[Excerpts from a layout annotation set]
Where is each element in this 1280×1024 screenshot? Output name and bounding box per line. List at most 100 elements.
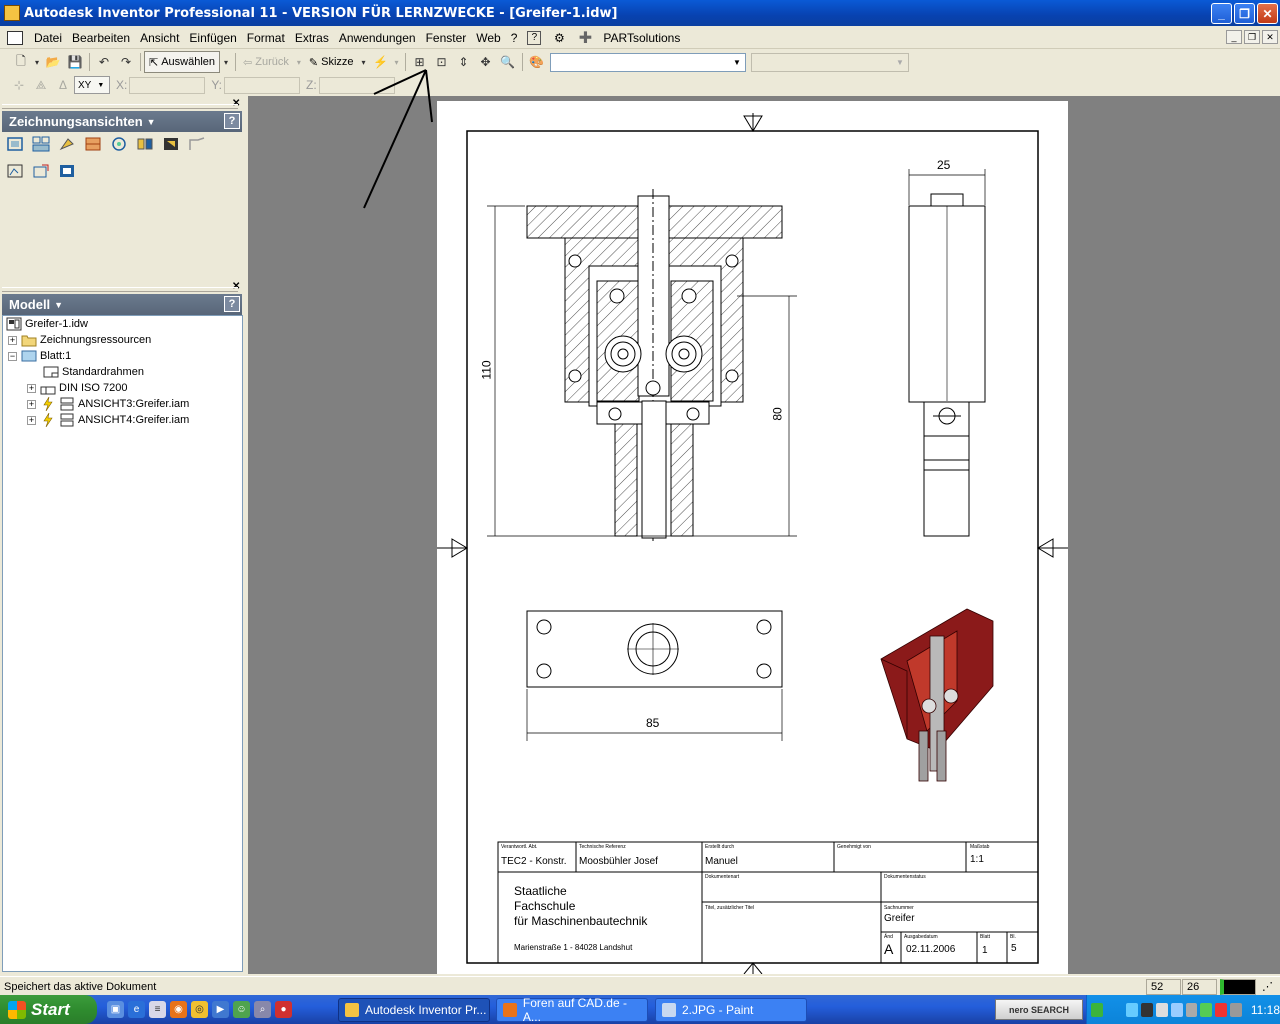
search-icon[interactable]: ⌕: [254, 1001, 271, 1018]
model-panel-dropdown-icon[interactable]: ▼: [54, 300, 63, 310]
tb-value-erstellt[interactable]: Manuel: [705, 856, 738, 867]
zoom-selected-icon[interactable]: 🔍: [497, 51, 519, 73]
tb-value-aend[interactable]: A: [884, 941, 893, 957]
doc-close-button[interactable]: ✕: [1262, 30, 1278, 44]
section-view-icon[interactable]: [82, 134, 104, 154]
tree-item-titleblock[interactable]: + DIN ISO 7200: [27, 380, 127, 396]
pan-icon[interactable]: ✥: [475, 51, 497, 73]
clock[interactable]: 11:18: [1251, 1003, 1280, 1017]
menu-extras[interactable]: Extras: [290, 31, 334, 45]
parts-library-icon[interactable]: ⚙: [551, 30, 567, 46]
model-panel-help-icon[interactable]: ?: [224, 296, 240, 312]
tree-item-border[interactable]: Standardrahmen: [43, 364, 144, 380]
undo-icon[interactable]: ↶: [93, 51, 115, 73]
outlook-icon[interactable]: ◎: [191, 1001, 208, 1018]
projected-view-icon[interactable]: [30, 134, 52, 154]
save-icon[interactable]: 💾: [64, 51, 86, 73]
tree-item-resources[interactable]: + Zeichnungsressourcen: [8, 332, 151, 348]
menu-format[interactable]: Format: [242, 31, 290, 45]
dim-text-80[interactable]: 80: [771, 407, 785, 420]
resize-grip-icon[interactable]: ⋰: [1262, 980, 1273, 993]
task-firefox[interactable]: Foren auf CAD.de - A...: [496, 996, 648, 1024]
sketch-button[interactable]: ✎ Skizze: [305, 51, 358, 73]
auxiliary-view-icon[interactable]: [56, 134, 78, 154]
tray-icon-3[interactable]: [1155, 1002, 1168, 1017]
green-arrow-icon[interactable]: [1091, 1002, 1103, 1017]
style-dropdown-icon[interactable]: ▼: [730, 54, 745, 71]
menu-help[interactable]: ?: [506, 31, 523, 45]
media-player-icon[interactable]: ▶: [212, 1001, 229, 1018]
menu-web[interactable]: Web: [471, 31, 505, 45]
plane-dropdown-icon[interactable]: ▼: [97, 82, 104, 89]
zoom-icon[interactable]: ⇕: [453, 51, 475, 73]
redo-icon[interactable]: ↷: [115, 51, 137, 73]
back-dropdown-icon[interactable]: ▾: [293, 51, 305, 73]
expand-icon[interactable]: +: [27, 415, 36, 425]
tray-icon-6[interactable]: [1200, 1002, 1213, 1017]
firefox-icon[interactable]: ◉: [170, 1001, 187, 1018]
y-input[interactable]: [224, 76, 301, 94]
task-paint[interactable]: 2.JPG - Paint: [655, 998, 807, 1022]
style-combobox[interactable]: ▼: [549, 52, 746, 72]
overlay-view-icon[interactable]: [56, 161, 78, 181]
layer-combobox[interactable]: ▼: [750, 52, 909, 72]
internet-explorer-icon[interactable]: e: [128, 1001, 145, 1018]
dim-text-25[interactable]: 25: [937, 158, 950, 172]
select-button[interactable]: ⇱ Auswählen: [144, 51, 221, 73]
drawing-sheet[interactable]: 25 110 80 85 Verantwortl. Abt. TEC2 - Ko…: [437, 101, 1068, 974]
tray-icon-7[interactable]: [1215, 1002, 1228, 1017]
x-input[interactable]: [129, 76, 206, 94]
tb-value-sachnummer[interactable]: Greifer: [884, 913, 915, 924]
delta-icon[interactable]: Δ: [52, 74, 74, 96]
open-folder-icon[interactable]: 📂: [42, 51, 64, 73]
tree-item-drawing[interactable]: Greifer-1.idw: [6, 316, 88, 332]
views-panel-help-icon[interactable]: ?: [224, 113, 240, 129]
slice-view-icon[interactable]: [186, 134, 208, 154]
new-dropdown-icon[interactable]: ▾: [32, 51, 42, 73]
crop-view-icon[interactable]: [4, 161, 26, 181]
menu-fenster[interactable]: Fenster: [421, 31, 472, 45]
collapse-icon[interactable]: −: [8, 351, 17, 361]
menu-ansicht[interactable]: Ansicht: [135, 31, 184, 45]
start-button[interactable]: Start: [0, 995, 97, 1024]
menu-datei[interactable]: Datei: [29, 31, 67, 45]
broken-view-icon[interactable]: [134, 134, 156, 154]
messenger-icon[interactable]: ☺: [233, 1001, 250, 1018]
expand-icon[interactable]: +: [27, 383, 36, 393]
tree-item-view4[interactable]: + ANSICHT4:Greifer.iam: [27, 412, 189, 428]
tray-icon-8[interactable]: [1230, 1002, 1242, 1017]
title-bar[interactable]: Autodesk Inventor Professional 11 - VERS…: [0, 0, 1280, 26]
menu-partsolutions[interactable]: PARTsolutions: [598, 31, 685, 45]
task-inventor[interactable]: Autodesk Inventor Pr...: [338, 998, 490, 1022]
expand-icon[interactable]: +: [27, 399, 36, 409]
doc-minimize-button[interactable]: _: [1226, 30, 1242, 44]
maximize-button[interactable]: ❐: [1234, 3, 1255, 24]
dim-text-85[interactable]: 85: [646, 716, 659, 730]
tb-value-tech-ref[interactable]: Moosbühler Josef: [579, 856, 658, 867]
tree-item-sheet[interactable]: − Blatt:1: [8, 348, 71, 364]
views-panel-grip[interactable]: [2, 104, 238, 109]
show-desktop-icon[interactable]: ▣: [107, 1001, 124, 1018]
doc-restore-button[interactable]: ❐: [1244, 30, 1260, 44]
relative-origin-icon[interactable]: ⟁: [30, 74, 52, 96]
notepad-icon[interactable]: ≡: [149, 1001, 166, 1018]
menu-bearbeiten[interactable]: Bearbeiten: [67, 31, 135, 45]
tb-value-massstab[interactable]: 1:1: [970, 854, 984, 865]
close-button[interactable]: ✕: [1257, 3, 1278, 24]
menu-anwendungen[interactable]: Anwendungen: [334, 31, 421, 45]
document-icon[interactable]: [7, 30, 23, 45]
draft-view-icon[interactable]: [30, 161, 52, 181]
layer-dropdown-icon[interactable]: ▼: [893, 54, 908, 71]
tb-value-ausgabedatum[interactable]: 02.11.2006: [906, 944, 955, 955]
model-panel-grip[interactable]: [2, 287, 238, 292]
plane-combobox[interactable]: XY ▼: [74, 76, 110, 94]
nero-search-box[interactable]: nero SEARCH: [995, 999, 1083, 1020]
dim-text-110[interactable]: 110: [480, 360, 494, 379]
views-panel-header[interactable]: Zeichnungsansichten ▼ ?: [2, 111, 242, 132]
styles-icon[interactable]: 🎨: [526, 51, 548, 73]
inventor-app-icon[interactable]: [4, 5, 20, 21]
tray-icon-4[interactable]: [1170, 1002, 1183, 1017]
tray-icon-1[interactable]: [1126, 1002, 1138, 1017]
tray-icon-5[interactable]: [1185, 1002, 1198, 1017]
base-view-icon[interactable]: [4, 134, 26, 154]
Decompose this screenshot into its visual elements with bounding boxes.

**Goal**:
Put every one of the lines above into a JSON list of strings, one string per line, with blank lines skipped. Leave the pictures out.

**Solution to this problem**:
[
  "Where is each element in this 1280×1024 screenshot? Output name and bounding box per line. List at most 100 elements.",
  "search-icon[interactable]: ⌕: [254, 1001, 271, 1018]",
  "model-panel-dropdown-icon[interactable]: ▼: [54, 300, 63, 310]",
  "tb-value-erstellt[interactable]: Manuel: [705, 856, 738, 867]",
  "zoom-selected-icon[interactable]: 🔍: [497, 51, 519, 73]",
  "tb-value-aend[interactable]: A: [884, 941, 893, 957]",
  "doc-close-button[interactable]: ✕: [1262, 30, 1278, 44]",
  "section-view-icon[interactable]: [82, 134, 104, 154]",
  "tree-item-titleblock[interactable]: + DIN ISO 7200: [27, 380, 127, 396]",
  "pan-icon[interactable]: ✥: [475, 51, 497, 73]",
  "clock[interactable]: 11:18: [1251, 1003, 1280, 1017]",
  "menu-extras[interactable]: Extras: [290, 31, 334, 45]",
  "parts-library-icon[interactable]: ⚙: [551, 30, 567, 46]",
  "model-panel-help-icon[interactable]: ?: [224, 296, 240, 312]",
  "tree-item-border[interactable]: Standardrahmen: [43, 364, 144, 380]",
  "undo-icon[interactable]: ↶: [93, 51, 115, 73]",
  "outlook-icon[interactable]: ◎: [191, 1001, 208, 1018]",
  "projected-view-icon[interactable]: [30, 134, 52, 154]",
  "save-icon[interactable]: 💾: [64, 51, 86, 73]",
  "tree-item-resources[interactable]: + Zeichnungsressourcen: [8, 332, 151, 348]",
  "menu-format[interactable]: Format: [242, 31, 290, 45]",
  "dim-text-80[interactable]: 80: [771, 407, 785, 420]",
  "resize-grip-icon[interactable]: ⋰: [1262, 980, 1273, 993]",
  "task-firefox[interactable]: Foren auf CAD.de - A...: [496, 996, 648, 1024]",
  "sketch-button[interactable]: ✎ Skizze: [305, 51, 358, 73]",
  "auxiliary-view-icon[interactable]: [56, 134, 78, 154]",
  "tray-icon-3[interactable]: [1155, 1002, 1168, 1017]",
  "green-arrow-icon[interactable]: [1091, 1002, 1103, 1017]",
  "style-dropdown-icon[interactable]: ▼: [730, 54, 745, 71]",
  "menu-help[interactable]: ?: [506, 31, 523, 45]",
  "media-player-icon[interactable]: ▶: [212, 1001, 229, 1018]",
  "menu-web[interactable]: Web: [471, 31, 505, 45]",
  "plane-dropdown-icon[interactable]: ▼: [97, 82, 104, 89]",
  "zoom-icon[interactable]: ⇕: [453, 51, 475, 73]",
  "redo-icon[interactable]: ↷: [115, 51, 137, 73]",
  "back-dropdown-icon[interactable]: ▾: [293, 51, 305, 73]",
  "expand-icon[interactable]: +: [27, 415, 36, 425]",
  "tray-icon-6[interactable]: [1200, 1002, 1213, 1017]",
  "firefox-icon[interactable]: ◉: [170, 1001, 187, 1018]",
  "y-input[interactable]: [224, 76, 301, 94]",
  "task-paint[interactable]: 2.JPG - Paint: [655, 998, 807, 1022]",
  "style-combobox[interactable]: ▼: [549, 52, 746, 72]",
  "overlay-view-icon[interactable]: [56, 161, 78, 181]",
  "layer-combobox[interactable]: ▼: [750, 52, 909, 72]",
  "internet-explorer-icon[interactable]: e: [128, 1001, 145, 1018]",
  "dim-text-25[interactable]: 25: [937, 158, 950, 172]",
  "select-button[interactable]: ⇱ Auswählen: [144, 51, 221, 73]",
  "drawing-sheet[interactable]: 25 110 80 85 Verantwortl. Abt. TEC2 - Ko…: [437, 101, 1068, 974]",
  "tray-icon-7[interactable]: [1215, 1002, 1228, 1017]",
  "x-input[interactable]: [129, 76, 206, 94]",
  "tb-value-sachnummer[interactable]: Greifer: [884, 913, 915, 924]",
  "delta-icon[interactable]: Δ: [52, 74, 74, 96]",
  "open-folder-icon[interactable]: 📂: [42, 51, 64, 73]",
  "tree-item-drawing[interactable]: Greifer-1.idw: [6, 316, 88, 332]",
  "views-panel-help-icon[interactable]: ?: [224, 113, 240, 129]",
  "slice-view-icon[interactable]: [186, 134, 208, 154]",
  "new-dropdown-icon[interactable]: ▾: [32, 51, 42, 73]",
  "crop-view-icon[interactable]: [4, 161, 26, 181]",
  "menu-fenster[interactable]: Fenster: [421, 31, 472, 45]",
  "collapse-icon[interactable]: −: [8, 351, 17, 361]",
  "menu-ansicht[interactable]: Ansicht: [135, 31, 184, 45]",
  "start-button[interactable]: Start: [0, 995, 97, 1024]",
  "menu-datei[interactable]: Datei: [29, 31, 67, 45]",
  "broken-view-icon[interactable]: [134, 134, 156, 154]",
  "messenger-icon[interactable]: ☺: [233, 1001, 250, 1018]",
  "expand-icon[interactable]: +: [27, 383, 36, 393]",
  "tree-item-view4[interactable]: + ANSICHT4:Greifer.iam: [27, 412, 189, 428]",
  "tray-icon-8[interactable]: [1230, 1002, 1242, 1017]",
  "title-bar[interactable]: Autodesk Inventor Professional 11 - VERS…: [0, 0, 1280, 26]",
  "menu-partsolutions[interactable]: PARTsolutions: [598, 31, 685, 45]",
  "task-inventor[interactable]: Autodesk Inventor Pr...: [338, 998, 490, 1022]",
  "expand-icon[interactable]: +: [27, 399, 36, 409]",
  "doc-minimize-button[interactable]: _: [1226, 30, 1242, 44]",
  "maximize-button[interactable]: ❐: [1234, 3, 1255, 24]",
  "dim-text-85[interactable]: 85: [646, 716, 659, 730]",
  "tb-value-tech-ref[interactable]: Moosbühler Josef: [579, 856, 658, 867]",
  "tree-item-sheet[interactable]: − Blatt:1: [8, 348, 71, 364]",
  "views-panel-grip[interactable]: [2, 104, 238, 109]",
  "show-desktop-icon[interactable]: ▣: [107, 1001, 124, 1018]",
  "doc-restore-button[interactable]: ❐: [1244, 30, 1260, 44]",
  "relative-origin-icon[interactable]: ⟁: [30, 74, 52, 96]",
  "notepad-icon[interactable]: ≡: [149, 1001, 166, 1018]",
  "menu-bearbeiten[interactable]: Bearbeiten: [67, 31, 135, 45]",
  "tb-value-massstab[interactable]: 1:1: [970, 854, 984, 865]",
  "close-button[interactable]: ✕: [1257, 3, 1278, 24]",
  "menu-anwendungen[interactable]: Anwendungen: [334, 31, 421, 45]",
  "document-icon[interactable]: [7, 30, 23, 45]",
  "draft-view-icon[interactable]: [30, 161, 52, 181]",
  "layer-dropdown-icon[interactable]: ▼: [893, 54, 908, 71]",
  "tb-value-ausgabedatum[interactable]: 02.11.2006: [906, 944, 955, 955]",
  "model-panel-grip[interactable]: [2, 287, 238, 292]",
  "plane-combobox[interactable]: XY ▼: [74, 76, 110, 94]",
  "nero-search-box[interactable]: nero SEARCH: [995, 999, 1083, 1020]",
  "dim-text-110[interactable]: 110: [480, 360, 494, 379]",
  "views-panel-header[interactable]: Zeichnungsansichten ▼ ?: [2, 111, 242, 132]",
  "styles-icon[interactable]: 🎨: [526, 51, 548, 73]",
  "inventor-app-icon[interactable]: [4, 5, 20, 21]",
  "tray-icon-4[interactable]: [1170, 1002, 1183, 1017]",
  "tray-icon-1[interactable]: [1126, 1002, 1138, 1017]",
  "tray-icon-5[interactable]: [1185, 1002, 1198, 1017]",
  "base-view-icon[interactable]: [4, 134, 26, 154]",
  "Decompose this screenshot into its visual elements with bounding boxes."
]